> [WHAT TO DO]: Output the data exactly, with every line intact.

Records contained in a dataset:
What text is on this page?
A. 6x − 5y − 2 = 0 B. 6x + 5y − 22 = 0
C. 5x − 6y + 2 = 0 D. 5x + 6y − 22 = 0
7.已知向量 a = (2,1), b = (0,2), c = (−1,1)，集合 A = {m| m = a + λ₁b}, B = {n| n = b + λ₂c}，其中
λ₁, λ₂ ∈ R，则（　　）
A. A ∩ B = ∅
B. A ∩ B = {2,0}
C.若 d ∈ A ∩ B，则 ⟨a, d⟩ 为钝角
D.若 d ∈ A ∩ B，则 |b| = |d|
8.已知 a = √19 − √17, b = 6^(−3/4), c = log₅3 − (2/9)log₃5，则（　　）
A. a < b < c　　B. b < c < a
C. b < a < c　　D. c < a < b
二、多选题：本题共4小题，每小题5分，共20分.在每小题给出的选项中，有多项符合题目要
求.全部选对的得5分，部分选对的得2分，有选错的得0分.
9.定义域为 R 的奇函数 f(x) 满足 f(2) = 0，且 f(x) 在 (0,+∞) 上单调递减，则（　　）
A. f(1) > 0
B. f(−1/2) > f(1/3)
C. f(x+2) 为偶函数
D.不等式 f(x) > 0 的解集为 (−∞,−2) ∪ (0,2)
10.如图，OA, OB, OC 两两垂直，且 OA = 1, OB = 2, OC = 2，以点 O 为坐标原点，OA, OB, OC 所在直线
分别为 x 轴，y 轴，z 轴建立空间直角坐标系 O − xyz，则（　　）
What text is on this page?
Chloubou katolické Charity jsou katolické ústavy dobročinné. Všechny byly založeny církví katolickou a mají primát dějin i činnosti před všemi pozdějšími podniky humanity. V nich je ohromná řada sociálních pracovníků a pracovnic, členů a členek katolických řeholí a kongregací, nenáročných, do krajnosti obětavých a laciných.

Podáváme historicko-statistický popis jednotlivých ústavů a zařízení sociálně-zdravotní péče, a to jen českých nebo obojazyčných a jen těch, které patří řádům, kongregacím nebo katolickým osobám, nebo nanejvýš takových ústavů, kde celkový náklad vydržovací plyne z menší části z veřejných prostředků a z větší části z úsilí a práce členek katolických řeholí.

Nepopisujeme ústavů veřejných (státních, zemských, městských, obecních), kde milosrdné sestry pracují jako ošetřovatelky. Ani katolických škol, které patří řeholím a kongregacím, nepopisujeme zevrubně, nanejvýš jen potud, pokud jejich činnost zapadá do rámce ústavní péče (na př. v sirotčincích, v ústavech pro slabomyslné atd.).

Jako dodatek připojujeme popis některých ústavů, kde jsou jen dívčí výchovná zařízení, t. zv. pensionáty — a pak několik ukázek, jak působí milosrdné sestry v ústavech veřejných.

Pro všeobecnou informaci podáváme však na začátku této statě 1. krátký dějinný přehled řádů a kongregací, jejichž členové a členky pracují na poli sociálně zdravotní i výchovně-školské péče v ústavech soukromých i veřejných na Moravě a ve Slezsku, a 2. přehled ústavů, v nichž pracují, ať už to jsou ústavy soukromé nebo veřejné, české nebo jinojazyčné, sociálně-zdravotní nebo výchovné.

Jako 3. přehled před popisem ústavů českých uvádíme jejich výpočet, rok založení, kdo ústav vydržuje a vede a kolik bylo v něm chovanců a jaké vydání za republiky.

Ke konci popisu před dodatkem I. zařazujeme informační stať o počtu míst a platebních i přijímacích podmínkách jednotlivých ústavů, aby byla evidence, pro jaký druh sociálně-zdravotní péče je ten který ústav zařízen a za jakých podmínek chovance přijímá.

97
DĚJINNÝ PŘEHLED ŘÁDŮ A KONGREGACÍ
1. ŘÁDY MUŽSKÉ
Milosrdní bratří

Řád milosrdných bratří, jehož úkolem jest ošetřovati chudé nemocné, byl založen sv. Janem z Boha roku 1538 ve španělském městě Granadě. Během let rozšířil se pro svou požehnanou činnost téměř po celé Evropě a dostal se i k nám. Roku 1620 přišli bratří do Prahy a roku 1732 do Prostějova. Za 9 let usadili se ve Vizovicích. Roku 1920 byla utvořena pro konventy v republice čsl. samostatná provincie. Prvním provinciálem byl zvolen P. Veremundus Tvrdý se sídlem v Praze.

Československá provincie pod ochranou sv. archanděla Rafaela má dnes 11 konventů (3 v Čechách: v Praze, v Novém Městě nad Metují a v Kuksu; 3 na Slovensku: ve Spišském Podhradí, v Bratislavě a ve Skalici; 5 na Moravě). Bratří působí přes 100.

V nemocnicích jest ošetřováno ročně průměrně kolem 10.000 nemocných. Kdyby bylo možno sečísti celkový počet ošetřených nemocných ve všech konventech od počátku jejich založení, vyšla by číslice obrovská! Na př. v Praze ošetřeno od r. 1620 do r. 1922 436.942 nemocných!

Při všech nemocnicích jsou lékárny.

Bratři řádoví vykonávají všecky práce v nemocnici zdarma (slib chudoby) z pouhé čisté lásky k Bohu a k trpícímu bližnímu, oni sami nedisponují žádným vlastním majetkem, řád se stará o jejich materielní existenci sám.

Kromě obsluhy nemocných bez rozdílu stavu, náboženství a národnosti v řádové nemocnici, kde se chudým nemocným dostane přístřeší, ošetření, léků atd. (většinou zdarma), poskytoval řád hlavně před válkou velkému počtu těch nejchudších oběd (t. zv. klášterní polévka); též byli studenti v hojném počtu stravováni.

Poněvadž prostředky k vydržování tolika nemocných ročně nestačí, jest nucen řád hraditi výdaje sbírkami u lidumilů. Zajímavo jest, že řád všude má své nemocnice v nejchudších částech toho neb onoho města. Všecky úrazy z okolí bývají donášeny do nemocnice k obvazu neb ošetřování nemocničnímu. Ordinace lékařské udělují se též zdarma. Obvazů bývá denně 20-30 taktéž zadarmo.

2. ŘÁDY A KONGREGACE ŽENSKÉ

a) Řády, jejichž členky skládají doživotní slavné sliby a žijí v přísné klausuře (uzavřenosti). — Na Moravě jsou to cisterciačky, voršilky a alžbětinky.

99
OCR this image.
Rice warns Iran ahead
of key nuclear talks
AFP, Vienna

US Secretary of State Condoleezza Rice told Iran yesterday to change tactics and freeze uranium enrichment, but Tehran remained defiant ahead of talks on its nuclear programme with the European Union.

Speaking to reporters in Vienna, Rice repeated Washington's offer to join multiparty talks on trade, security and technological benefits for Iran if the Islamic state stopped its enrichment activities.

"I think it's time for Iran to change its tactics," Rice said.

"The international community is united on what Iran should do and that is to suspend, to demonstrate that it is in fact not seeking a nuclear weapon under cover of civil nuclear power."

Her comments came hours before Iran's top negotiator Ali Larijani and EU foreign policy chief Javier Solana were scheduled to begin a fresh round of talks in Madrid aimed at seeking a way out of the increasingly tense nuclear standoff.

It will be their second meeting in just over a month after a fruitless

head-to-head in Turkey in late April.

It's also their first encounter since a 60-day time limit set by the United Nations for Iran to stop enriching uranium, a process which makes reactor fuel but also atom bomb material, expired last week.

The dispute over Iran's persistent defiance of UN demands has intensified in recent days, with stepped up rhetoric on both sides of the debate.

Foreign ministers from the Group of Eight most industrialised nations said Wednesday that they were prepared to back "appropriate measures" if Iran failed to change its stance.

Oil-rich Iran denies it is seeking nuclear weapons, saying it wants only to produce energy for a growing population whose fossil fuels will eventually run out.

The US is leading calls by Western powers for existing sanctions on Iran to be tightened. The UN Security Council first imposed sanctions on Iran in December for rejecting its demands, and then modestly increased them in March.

> [REPLY TO THE EXERCISE]:
What text is on this page?
A. 6x − 5y − 2 = 0 B. 6x + 5y − 22 = 0
C. 5x − 6y + 2 = 0 D. 5x + 6y − 22 = 0
7.已知向量 a = (2,1), b = (0,2), c = (−1,1)，集合 A = {m| m = a + λ₁b}, B = {n| n = b + λ₂c}，其中
λ₁, λ₂ ∈ R，则（　　）
A. A ∩ B = ∅
B. A ∩ B = {2,0}
C.若 d ∈ A ∩ B，则 ⟨a, d⟩ 为钝角
D.若 d ∈ A ∩ B，则 |b| = |d|
8.已知 a = √19 − √17, b = 6^(−3/4), c = log₅3 − (2/9)log₃5，则（　　）
A. a < b < c　　B. b < c < a
C. b < a < c　　D. c < a < b
二、多选题：本题共4小题，每小题5分，共20分.在每小题给出的选项中，有多项符合题目要
求.全部选对的得5分，部分选对的得2分，有选错的得0分.
9.定义域为 R 的奇函数 f(x) 满足 f(2) = 0，且 f(x) 在 (0,+∞) 上单调递减，则（　　）
A. f(1) > 0
B. f(−1/2) > f(1/3)
C. f(x+2) 为偶函数
D.不等式 f(x) > 0 的解集为 (−∞,−2) ∪ (0,2)
10.如图，OA, OB, OC 两两垂直，且 OA = 1, OB = 2, OC = 2，以点 O 为坐标原点，OA, OB, OC 所在直线
分别为 x 轴，y 轴，z 轴建立空间直角坐标系 O − xyz，则（　　）
What text is on this page?
Chloubou katolické Charity jsou katolické ústavy dobročinné. Všechny byly založeny církví katolickou a mají primát dějin i činnosti před všemi pozdějšími podniky humanity. V nich je ohromná řada sociálních pracovníků a pracovnic, členů a členek katolických řeholí a kongregací, nenáročných, do krajnosti obětavých a laciných.

Podáváme historicko-statistický popis jednotlivých ústavů a zařízení sociálně-zdravotní péče, a to jen českých nebo obojazyčných a jen těch, které patří řádům, kongregacím nebo katolickým osobám, nebo nanejvýš takových ústavů, kde celkový náklad vydržovací plyne z menší části z veřejných prostředků a z větší části z úsilí a práce členek katolických řeholí.

Nepopisujeme ústavů veřejných (státních, zemských, městských, obecních), kde milosrdné sestry pracují jako ošetřovatelky. Ani katolických škol, které patří řeholím a kongregacím, nepopisujeme zevrubně, nanejvýš jen potud, pokud jejich činnost zapadá do rámce ústavní péče (na př. v sirotčincích, v ústavech pro slabomyslné atd.).

Jako dodatek připojujeme popis některých ústavů, kde jsou jen dívčí výchovná zařízení, t. zv. pensionáty — a pak několik ukázek, jak působí milosrdné sestry v ústavech veřejných.

Pro všeobecnou informaci podáváme však na začátku této statě 1. krátký dějinný přehled řádů a kongregací, jejichž členové a členky pracují na poli sociálně zdravotní i výchovně-školské péče v ústavech soukromých i veřejných na Moravě a ve Slezsku, a 2. přehled ústavů, v nichž pracují, ať už to jsou ústavy soukromé nebo veřejné, české nebo jinojazyčné, sociálně-zdravotní nebo výchovné.

Jako 3. přehled před popisem ústavů českých uvádíme jejich výpočet, rok založení, kdo ústav vydržuje a vede a kolik bylo v něm chovanců a jaké vydání za republiky.

Ke konci popisu před dodatkem I. zařazujeme informační stať o počtu míst a platebních i přijímacích podmínkách jednotlivých ústavů, aby byla evidence, pro jaký druh sociálně-zdravotní péče je ten který ústav zařízen a za jakých podmínek chovance přijímá.

97
DĚJINNÝ PŘEHLED ŘÁDŮ A KONGREGACÍ
1. ŘÁDY MUŽSKÉ
Milosrdní bratří

Řád milosrdných bratří, jehož úkolem jest ošetřovati chudé nemocné, byl založen sv. Janem z Boha roku 1538 ve španělském městě Granadě. Během let rozšířil se pro svou požehnanou činnost téměř po celé Evropě a dostal se i k nám. Roku 1620 přišli bratří do Prahy a roku 1732 do Prostějova. Za 9 let usadili se ve Vizovicích. Roku 1920 byla utvořena pro konventy v republice čsl. samostatná provincie. Prvním provinciálem byl zvolen P. Veremundus Tvrdý se sídlem v Praze.

Československá provincie pod ochranou sv. archanděla Rafaela má dnes 11 konventů (3 v Čechách: v Praze, v Novém Městě nad Metují a v Kuksu; 3 na Slovensku: ve Spišském Podhradí, v Bratislavě a ve Skalici; 5 na Moravě). Bratří působí přes 100.

V nemocnicích jest ošetřováno ročně průměrně kolem 10.000 nemocných. Kdyby bylo možno sečísti celkový počet ošetřených nemocných ve všech konventech od počátku jejich založení, vyšla by číslice obrovská! Na př. v Praze ošetřeno od r. 1620 do r. 1922 436.942 nemocných!

Při všech nemocnicích jsou lékárny.

Bratři řádoví vykonávají všecky práce v nemocnici zdarma (slib chudoby) z pouhé čisté lásky k Bohu a k trpícímu bližnímu, oni sami nedisponují žádným vlastním majetkem, řád se stará o jejich materielní existenci sám.

Kromě obsluhy nemocných bez rozdílu stavu, náboženství a národnosti v řádové nemocnici, kde se chudým nemocným dostane přístřeší, ošetření, léků atd. (většinou zdarma), poskytoval řád hlavně před válkou velkému počtu těch nejchudších oběd (t. zv. klášterní polévka); též byli studenti v hojném počtu stravováni.

Poněvadž prostředky k vydržování tolika nemocných ročně nestačí, jest nucen řád hraditi výdaje sbírkami u lidumilů. Zajímavo jest, že řád všude má své nemocnice v nejchudších částech toho neb onoho města. Všecky úrazy z okolí bývají donášeny do nemocnice k obvazu neb ošetřování nemocničnímu. Ordinace lékařské udělují se též zdarma. Obvazů bývá denně 20-30 taktéž zadarmo.

2. ŘÁDY A KONGREGACE ŽENSKÉ

a) Řády, jejichž členky skládají doživotní slavné sliby a žijí v přísné klausuře (uzavřenosti). — Na Moravě jsou to cisterciačky, voršilky a alžbětinky.

99
OCR this image.
Rice warns Iran ahead
of key nuclear talks
AFP, Vienna

US Secretary of State Condoleezza Rice told Iran yesterday to change tactics and freeze uranium enrichment, but Tehran remained defiant ahead of talks on its nuclear programme with the European Union.

Speaking to reporters in Vienna, Rice repeated Washington's offer to join multiparty talks on trade, security and technological benefits for Iran if the Islamic state stopped its enrichment activities.

"I think it's time for Iran to change its tactics," Rice said.

"The international community is united on what Iran should do and that is to suspend, to demonstrate that it is in fact not seeking a nuclear weapon under cover of civil nuclear power."

Her comments came hours before Iran's top negotiator Ali Larijani and EU foreign policy chief Javier Solana were scheduled to begin a fresh round of talks in Madrid aimed at seeking a way out of the increasingly tense nuclear standoff.

It will be their second meeting in just over a month after a fruitless

head-to-head in Turkey in late April.

It's also their first encounter since a 60-day time limit set by the United Nations for Iran to stop enriching uranium, a process which makes reactor fuel but also atom bomb material, expired last week.

The dispute over Iran's persistent defiance of UN demands has intensified in recent days, with stepped up rhetoric on both sides of the debate.

Foreign ministers from the Group of Eight most industrialised nations said Wednesday that they were prepared to back "appropriate measures" if Iran failed to change its stance.

Oil-rich Iran denies it is seeking nuclear weapons, saying it wants only to produce energy for a growing population whose fossil fuels will eventually run out.

The US is leading calls by Western powers for existing sanctions on Iran to be tightened. The UN Security Council first imposed sanctions on Iran in December for rejecting its demands, and then modestly increased them in March.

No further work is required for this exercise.